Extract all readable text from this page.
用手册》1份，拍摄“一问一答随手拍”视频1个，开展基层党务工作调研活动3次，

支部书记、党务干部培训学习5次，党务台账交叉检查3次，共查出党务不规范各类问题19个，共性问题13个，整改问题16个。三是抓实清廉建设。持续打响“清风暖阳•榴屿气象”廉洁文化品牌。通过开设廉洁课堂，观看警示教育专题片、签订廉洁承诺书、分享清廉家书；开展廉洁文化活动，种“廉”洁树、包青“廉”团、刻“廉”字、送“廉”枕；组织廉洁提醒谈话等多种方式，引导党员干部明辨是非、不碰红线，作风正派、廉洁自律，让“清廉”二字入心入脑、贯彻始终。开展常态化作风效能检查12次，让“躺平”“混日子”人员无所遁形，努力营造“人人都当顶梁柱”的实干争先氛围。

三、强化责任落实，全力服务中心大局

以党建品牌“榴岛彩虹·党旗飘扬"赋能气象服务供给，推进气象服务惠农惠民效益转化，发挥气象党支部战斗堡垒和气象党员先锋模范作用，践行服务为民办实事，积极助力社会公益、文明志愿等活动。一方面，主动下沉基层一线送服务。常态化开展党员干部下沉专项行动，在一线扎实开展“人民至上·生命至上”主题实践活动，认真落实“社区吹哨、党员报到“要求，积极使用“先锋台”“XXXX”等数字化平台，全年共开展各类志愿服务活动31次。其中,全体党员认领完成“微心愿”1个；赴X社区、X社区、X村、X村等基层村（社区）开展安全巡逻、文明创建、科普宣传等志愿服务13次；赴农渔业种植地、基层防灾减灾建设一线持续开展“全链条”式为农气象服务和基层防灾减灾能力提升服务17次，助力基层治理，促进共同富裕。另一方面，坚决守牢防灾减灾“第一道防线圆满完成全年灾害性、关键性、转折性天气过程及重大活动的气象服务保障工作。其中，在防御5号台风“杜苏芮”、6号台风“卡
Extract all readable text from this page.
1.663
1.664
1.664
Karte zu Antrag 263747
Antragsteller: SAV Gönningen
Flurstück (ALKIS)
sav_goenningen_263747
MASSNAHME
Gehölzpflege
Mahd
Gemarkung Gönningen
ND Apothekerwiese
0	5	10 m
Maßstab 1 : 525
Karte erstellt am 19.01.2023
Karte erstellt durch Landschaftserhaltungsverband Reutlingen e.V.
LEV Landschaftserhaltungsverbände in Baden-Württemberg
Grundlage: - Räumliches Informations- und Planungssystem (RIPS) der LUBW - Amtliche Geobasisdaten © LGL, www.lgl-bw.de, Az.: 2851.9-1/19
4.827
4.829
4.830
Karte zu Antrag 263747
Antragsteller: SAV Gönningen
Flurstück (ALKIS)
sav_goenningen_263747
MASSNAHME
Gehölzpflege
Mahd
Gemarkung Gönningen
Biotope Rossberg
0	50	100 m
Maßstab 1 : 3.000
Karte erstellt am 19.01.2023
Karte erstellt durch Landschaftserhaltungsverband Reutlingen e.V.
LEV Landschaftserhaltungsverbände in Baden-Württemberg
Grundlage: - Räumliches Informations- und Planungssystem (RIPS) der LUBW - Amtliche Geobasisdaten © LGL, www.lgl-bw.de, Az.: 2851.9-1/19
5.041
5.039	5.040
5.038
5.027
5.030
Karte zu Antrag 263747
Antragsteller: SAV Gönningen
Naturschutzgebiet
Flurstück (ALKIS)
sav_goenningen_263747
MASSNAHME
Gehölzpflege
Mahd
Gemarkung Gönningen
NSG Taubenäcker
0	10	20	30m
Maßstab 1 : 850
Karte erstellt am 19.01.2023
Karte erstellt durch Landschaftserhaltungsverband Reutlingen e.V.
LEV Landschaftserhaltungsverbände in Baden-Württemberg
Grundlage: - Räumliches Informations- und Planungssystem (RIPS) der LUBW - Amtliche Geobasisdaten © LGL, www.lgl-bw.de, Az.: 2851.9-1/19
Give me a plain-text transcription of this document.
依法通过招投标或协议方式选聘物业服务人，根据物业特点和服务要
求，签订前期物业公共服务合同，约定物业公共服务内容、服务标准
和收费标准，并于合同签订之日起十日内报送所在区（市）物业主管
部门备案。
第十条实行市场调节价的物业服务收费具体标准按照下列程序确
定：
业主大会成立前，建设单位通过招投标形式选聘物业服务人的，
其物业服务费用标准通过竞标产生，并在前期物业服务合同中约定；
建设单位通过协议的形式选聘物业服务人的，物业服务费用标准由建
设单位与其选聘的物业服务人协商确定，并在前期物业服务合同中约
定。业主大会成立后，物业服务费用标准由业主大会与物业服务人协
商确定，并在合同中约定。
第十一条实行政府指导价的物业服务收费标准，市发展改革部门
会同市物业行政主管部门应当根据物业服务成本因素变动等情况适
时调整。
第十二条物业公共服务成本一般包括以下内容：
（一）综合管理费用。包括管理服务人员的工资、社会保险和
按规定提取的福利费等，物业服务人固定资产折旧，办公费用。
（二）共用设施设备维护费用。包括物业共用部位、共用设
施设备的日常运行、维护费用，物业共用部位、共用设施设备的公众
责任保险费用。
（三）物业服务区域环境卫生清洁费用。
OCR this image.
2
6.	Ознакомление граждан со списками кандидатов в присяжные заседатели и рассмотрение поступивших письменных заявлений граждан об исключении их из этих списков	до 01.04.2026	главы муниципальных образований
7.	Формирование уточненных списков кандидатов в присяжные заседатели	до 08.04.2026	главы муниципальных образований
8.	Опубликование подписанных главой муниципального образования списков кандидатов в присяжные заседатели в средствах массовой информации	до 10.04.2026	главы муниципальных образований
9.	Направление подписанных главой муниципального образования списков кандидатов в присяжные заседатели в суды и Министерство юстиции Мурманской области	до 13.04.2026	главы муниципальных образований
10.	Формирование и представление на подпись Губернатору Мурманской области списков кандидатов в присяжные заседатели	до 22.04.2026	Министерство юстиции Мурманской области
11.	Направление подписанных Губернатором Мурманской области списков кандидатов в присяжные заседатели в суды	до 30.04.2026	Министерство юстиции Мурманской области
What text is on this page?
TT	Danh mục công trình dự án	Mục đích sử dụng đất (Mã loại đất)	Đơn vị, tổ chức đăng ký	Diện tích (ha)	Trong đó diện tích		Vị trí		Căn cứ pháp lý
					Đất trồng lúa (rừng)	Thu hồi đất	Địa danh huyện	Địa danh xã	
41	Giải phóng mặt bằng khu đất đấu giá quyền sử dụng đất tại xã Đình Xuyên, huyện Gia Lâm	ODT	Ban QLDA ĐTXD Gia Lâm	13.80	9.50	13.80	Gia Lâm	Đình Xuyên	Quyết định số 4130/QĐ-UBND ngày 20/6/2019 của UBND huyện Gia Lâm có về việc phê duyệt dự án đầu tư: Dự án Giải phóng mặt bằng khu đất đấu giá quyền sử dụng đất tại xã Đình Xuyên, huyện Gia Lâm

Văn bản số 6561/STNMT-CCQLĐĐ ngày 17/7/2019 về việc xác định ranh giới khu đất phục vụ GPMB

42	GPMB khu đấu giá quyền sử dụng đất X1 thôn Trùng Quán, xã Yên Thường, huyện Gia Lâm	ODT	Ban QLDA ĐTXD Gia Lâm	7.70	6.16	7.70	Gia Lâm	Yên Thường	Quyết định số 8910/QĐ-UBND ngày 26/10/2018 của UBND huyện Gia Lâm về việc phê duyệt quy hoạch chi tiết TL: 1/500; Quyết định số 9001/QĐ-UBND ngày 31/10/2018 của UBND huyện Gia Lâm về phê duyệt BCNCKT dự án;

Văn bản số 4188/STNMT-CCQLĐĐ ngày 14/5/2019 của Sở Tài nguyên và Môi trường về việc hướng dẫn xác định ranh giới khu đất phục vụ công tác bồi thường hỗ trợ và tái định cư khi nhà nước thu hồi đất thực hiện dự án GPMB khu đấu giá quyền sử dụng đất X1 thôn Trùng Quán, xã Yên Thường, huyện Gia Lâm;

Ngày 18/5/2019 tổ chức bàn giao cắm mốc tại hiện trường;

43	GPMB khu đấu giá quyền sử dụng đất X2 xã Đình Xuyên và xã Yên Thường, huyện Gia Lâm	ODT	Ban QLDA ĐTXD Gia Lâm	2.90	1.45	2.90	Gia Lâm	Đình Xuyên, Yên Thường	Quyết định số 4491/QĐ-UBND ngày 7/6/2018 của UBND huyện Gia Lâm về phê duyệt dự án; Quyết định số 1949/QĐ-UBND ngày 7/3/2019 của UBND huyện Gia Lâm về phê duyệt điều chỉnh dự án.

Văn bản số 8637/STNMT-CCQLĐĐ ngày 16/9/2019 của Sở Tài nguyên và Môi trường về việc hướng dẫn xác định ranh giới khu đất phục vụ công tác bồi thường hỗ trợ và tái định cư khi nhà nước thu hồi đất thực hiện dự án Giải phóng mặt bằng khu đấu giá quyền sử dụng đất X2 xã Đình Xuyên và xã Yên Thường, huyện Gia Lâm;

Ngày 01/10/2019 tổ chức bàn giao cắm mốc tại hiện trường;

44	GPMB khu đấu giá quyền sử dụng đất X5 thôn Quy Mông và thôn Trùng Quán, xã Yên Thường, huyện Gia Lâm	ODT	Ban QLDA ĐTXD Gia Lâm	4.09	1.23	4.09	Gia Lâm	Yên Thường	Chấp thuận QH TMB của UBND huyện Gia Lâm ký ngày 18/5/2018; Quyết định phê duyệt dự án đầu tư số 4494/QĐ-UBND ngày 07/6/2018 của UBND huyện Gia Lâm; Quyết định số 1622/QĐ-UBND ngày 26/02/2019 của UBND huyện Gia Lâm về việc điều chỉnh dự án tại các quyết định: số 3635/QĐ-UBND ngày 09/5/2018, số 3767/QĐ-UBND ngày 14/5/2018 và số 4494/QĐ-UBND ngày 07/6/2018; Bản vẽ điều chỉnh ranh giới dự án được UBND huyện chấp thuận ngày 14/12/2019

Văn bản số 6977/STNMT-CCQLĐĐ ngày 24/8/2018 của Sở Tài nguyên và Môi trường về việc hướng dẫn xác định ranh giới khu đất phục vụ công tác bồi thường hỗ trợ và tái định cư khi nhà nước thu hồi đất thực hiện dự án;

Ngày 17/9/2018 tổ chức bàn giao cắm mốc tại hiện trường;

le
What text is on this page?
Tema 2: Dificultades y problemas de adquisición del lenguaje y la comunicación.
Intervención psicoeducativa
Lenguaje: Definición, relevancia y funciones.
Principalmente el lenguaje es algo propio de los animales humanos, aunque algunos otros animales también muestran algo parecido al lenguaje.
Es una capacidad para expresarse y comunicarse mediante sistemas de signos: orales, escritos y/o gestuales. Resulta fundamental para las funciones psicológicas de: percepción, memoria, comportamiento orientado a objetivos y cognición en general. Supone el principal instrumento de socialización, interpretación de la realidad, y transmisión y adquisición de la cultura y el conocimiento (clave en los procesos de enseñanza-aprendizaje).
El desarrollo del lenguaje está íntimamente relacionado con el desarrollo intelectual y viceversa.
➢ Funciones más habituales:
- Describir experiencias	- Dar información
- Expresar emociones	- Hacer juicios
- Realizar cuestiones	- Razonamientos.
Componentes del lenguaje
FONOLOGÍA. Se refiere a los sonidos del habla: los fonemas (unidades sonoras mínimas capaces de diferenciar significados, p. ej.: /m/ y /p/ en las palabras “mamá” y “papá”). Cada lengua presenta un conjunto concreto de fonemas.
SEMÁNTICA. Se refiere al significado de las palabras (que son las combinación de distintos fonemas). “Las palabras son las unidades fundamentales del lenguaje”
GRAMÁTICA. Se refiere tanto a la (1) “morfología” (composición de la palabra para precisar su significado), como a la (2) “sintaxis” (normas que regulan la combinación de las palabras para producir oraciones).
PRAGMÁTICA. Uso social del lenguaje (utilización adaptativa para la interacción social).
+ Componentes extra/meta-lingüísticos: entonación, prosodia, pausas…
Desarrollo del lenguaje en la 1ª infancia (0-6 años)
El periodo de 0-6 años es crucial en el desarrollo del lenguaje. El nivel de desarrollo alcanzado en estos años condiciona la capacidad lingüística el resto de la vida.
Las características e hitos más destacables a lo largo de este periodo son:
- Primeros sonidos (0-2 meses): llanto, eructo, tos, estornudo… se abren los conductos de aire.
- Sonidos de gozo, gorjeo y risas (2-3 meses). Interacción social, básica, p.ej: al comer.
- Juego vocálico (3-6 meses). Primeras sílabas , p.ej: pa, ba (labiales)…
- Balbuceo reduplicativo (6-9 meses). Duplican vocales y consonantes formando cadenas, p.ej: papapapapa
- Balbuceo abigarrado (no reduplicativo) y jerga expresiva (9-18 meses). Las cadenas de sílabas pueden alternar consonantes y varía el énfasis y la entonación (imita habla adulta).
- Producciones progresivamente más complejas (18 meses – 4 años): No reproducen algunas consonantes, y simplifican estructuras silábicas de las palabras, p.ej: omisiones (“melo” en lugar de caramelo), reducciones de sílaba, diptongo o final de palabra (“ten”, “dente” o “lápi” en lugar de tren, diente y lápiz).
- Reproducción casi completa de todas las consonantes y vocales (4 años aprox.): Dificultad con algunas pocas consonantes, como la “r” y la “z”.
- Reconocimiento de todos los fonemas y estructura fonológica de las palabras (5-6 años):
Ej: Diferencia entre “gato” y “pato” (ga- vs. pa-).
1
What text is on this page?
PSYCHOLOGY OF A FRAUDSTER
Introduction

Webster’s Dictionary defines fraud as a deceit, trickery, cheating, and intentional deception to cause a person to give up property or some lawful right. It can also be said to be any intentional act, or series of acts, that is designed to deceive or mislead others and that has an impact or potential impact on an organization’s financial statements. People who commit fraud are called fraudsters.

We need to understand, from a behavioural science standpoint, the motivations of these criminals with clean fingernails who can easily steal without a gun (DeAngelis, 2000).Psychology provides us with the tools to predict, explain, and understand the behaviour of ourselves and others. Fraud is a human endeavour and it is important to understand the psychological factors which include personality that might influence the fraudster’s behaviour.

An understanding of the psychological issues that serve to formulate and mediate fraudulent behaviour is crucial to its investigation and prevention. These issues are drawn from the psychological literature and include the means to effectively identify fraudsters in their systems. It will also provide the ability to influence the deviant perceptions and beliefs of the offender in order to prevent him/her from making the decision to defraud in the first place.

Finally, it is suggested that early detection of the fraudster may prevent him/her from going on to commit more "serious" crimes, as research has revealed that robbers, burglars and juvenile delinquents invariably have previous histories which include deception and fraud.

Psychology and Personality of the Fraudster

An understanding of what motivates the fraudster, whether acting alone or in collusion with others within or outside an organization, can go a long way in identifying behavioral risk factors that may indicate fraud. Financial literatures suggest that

__PROBLEM TO WORK ON__:
Go through the entries above and pull out each line with "образования" in it.

__EXERCISE RESULT__:
8.	Опубликование подписанных главой муниципального образования списков кандидатов в присяжные заседатели в средствах массовой информации	до 10.04.2026	главы муниципальных образований
9.	Направление подписанных главой муниципального образования списков кандидатов в присяжные заседатели в суды и Министерство юстиции Мурманской области	до 13.04.2026	главы муниципальных образований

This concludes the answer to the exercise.